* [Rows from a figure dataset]

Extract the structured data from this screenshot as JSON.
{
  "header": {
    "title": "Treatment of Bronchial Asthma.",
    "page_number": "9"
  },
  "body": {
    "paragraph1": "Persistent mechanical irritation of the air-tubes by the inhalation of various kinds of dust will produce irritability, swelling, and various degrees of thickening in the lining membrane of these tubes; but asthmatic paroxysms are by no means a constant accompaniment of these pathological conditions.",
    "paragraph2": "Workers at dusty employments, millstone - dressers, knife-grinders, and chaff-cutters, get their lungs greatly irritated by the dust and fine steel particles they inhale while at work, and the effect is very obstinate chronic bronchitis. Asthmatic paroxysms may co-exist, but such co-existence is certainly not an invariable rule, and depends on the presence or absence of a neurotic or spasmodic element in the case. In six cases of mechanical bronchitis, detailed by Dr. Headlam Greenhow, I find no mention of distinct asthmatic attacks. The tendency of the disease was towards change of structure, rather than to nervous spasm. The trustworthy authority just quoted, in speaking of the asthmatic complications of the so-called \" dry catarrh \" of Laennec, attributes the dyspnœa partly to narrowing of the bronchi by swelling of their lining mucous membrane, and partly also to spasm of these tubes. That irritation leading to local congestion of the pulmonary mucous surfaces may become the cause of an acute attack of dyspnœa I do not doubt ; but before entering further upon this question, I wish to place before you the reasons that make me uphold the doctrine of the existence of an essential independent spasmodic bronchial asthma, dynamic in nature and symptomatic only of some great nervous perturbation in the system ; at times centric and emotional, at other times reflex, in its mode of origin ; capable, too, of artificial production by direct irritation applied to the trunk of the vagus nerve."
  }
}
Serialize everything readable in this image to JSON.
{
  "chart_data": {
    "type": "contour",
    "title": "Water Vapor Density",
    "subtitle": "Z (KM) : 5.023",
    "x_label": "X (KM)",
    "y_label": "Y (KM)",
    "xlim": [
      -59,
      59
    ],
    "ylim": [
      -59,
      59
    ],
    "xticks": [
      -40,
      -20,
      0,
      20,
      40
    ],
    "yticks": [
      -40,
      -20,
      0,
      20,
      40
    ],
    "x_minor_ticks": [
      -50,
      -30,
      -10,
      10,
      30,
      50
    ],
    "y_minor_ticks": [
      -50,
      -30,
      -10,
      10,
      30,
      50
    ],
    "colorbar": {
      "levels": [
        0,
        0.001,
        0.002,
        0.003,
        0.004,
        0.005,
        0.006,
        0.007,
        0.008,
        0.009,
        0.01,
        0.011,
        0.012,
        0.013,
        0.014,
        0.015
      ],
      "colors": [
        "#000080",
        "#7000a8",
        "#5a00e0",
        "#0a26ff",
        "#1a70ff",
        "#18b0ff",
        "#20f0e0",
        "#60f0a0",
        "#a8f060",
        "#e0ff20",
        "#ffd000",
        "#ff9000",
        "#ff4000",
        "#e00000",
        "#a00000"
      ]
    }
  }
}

* [Objective]
In the records above, find each line that holds the word "JSON"; copy all such lines.

* [Answer to this task]
Extract the structured data from this screenshot as JSON.
Serialize everything readable in this image to JSON.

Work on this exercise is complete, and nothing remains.